Material for this task:
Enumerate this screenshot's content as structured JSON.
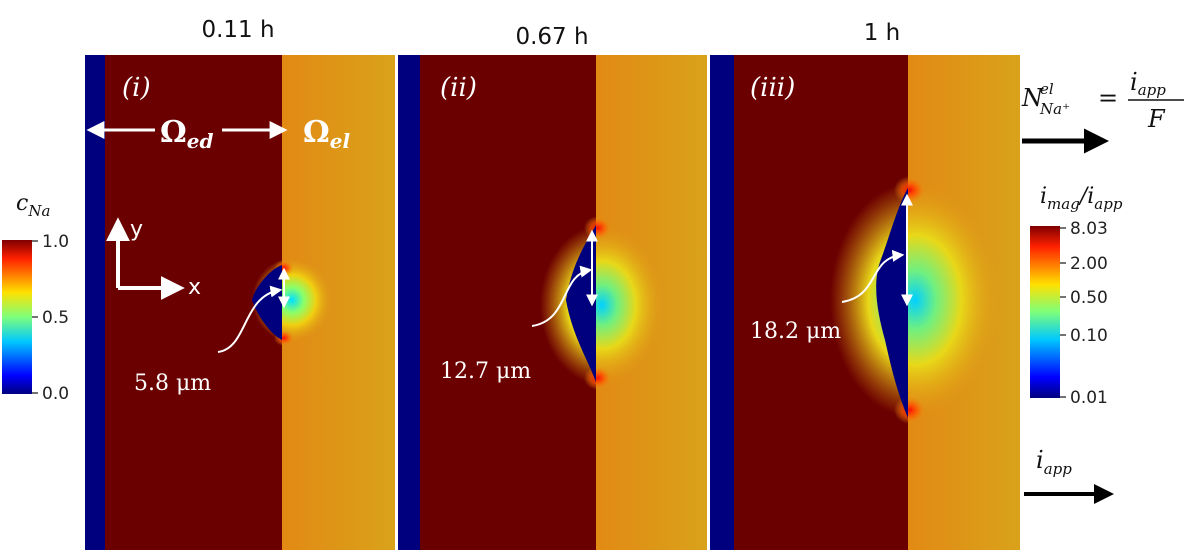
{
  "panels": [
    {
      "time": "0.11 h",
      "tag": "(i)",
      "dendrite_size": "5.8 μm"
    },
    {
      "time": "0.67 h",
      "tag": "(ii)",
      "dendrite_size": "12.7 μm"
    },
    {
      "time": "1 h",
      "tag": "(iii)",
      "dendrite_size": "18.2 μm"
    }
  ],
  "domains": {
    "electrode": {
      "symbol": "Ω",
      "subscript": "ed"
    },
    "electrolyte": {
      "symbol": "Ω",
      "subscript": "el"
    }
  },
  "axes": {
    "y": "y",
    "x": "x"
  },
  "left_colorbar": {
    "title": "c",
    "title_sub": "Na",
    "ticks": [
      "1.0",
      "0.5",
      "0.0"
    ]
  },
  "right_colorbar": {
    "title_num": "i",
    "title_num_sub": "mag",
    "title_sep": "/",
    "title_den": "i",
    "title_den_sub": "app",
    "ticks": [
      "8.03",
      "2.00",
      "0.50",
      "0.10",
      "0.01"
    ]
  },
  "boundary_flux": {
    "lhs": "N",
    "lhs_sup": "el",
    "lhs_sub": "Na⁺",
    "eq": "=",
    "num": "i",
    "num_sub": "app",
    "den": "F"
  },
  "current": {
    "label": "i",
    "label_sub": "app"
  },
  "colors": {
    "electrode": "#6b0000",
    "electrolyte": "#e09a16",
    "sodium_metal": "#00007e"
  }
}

Task statement: Give an exact copy of the material, leaving out every picture.

Solution to this problem:
Enumerate this screenshot's content as structured JSON.
{
  "panels": [
    {
      "time": "0.11 h",
      "tag": "(i)",
      "dendrite_size": "5.8 μm"
    },
    {
      "time": "0.67 h",
      "tag": "(ii)",
      "dendrite_size": "12.7 μm"
    },
    {
      "time": "1 h",
      "tag": "(iii)",
      "dendrite_size": "18.2 μm"
    }
  ],
  "domains": {
    "electrode": {
      "symbol": "Ω",
      "subscript": "ed"
    },
    "electrolyte": {
      "symbol": "Ω",
      "subscript": "el"
    }
  },
  "axes": {
    "y": "y",
    "x": "x"
  },
  "left_colorbar": {
    "title": "c",
    "title_sub": "Na",
    "ticks": [
      "1.0",
      "0.5",
      "0.0"
    ]
  },
  "right_colorbar": {
    "title_num": "i",
    "title_num_sub": "mag",
    "title_sep": "/",
    "title_den": "i",
    "title_den_sub": "app",
    "ticks": [
      "8.03",
      "2.00",
      "0.50",
      "0.10",
      "0.01"
    ]
  },
  "boundary_flux": {
    "lhs": "N",
    "lhs_sup": "el",
    "lhs_sub": "Na⁺",
    "eq": "=",
    "num": "i",
    "num_sub": "app",
    "den": "F"
  },
  "current": {
    "label": "i",
    "label_sub": "app"
  },
  "colors": {
    "electrode": "#6b0000",
    "electrolyte": "#e09a16",
    "sodium_metal": "#00007e"
  }
}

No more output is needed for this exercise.